PROVIDED DATA:

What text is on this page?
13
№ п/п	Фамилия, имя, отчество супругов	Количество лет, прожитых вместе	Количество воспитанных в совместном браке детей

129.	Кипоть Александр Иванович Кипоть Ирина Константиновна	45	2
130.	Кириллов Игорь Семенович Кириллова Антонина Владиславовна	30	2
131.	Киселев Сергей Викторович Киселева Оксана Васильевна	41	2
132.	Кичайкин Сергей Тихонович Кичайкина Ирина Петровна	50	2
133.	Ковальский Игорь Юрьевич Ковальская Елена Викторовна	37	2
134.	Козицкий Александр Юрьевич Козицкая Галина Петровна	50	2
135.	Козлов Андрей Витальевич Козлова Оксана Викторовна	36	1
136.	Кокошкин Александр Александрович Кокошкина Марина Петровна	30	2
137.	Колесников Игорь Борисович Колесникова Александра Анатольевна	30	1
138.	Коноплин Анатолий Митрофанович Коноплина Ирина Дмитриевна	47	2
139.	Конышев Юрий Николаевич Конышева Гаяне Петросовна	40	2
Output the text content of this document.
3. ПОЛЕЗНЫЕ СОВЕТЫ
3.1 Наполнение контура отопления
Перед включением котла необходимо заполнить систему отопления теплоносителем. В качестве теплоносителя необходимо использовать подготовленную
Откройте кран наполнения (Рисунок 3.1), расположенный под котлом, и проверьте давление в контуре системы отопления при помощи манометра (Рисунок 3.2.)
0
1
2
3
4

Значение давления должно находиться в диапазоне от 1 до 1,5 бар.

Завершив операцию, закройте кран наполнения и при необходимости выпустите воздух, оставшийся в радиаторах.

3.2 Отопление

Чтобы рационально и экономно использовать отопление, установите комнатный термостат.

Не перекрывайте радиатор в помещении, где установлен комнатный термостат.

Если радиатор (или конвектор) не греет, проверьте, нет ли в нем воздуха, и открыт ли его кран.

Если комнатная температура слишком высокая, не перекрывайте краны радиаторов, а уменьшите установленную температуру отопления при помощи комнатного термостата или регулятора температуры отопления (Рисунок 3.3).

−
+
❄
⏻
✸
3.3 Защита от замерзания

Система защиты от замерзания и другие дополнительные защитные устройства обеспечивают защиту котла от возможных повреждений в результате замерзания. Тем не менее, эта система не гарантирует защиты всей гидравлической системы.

EXERCISE REQUIREMENTS: Scan the records above for the string "комнатный", then select every line that holds it.

FINISHED TASK:
Чтобы рационально и экономно использовать отопление, установите комнатный термостат.
Не перекрывайте радиатор в помещении, где установлен комнатный термостат.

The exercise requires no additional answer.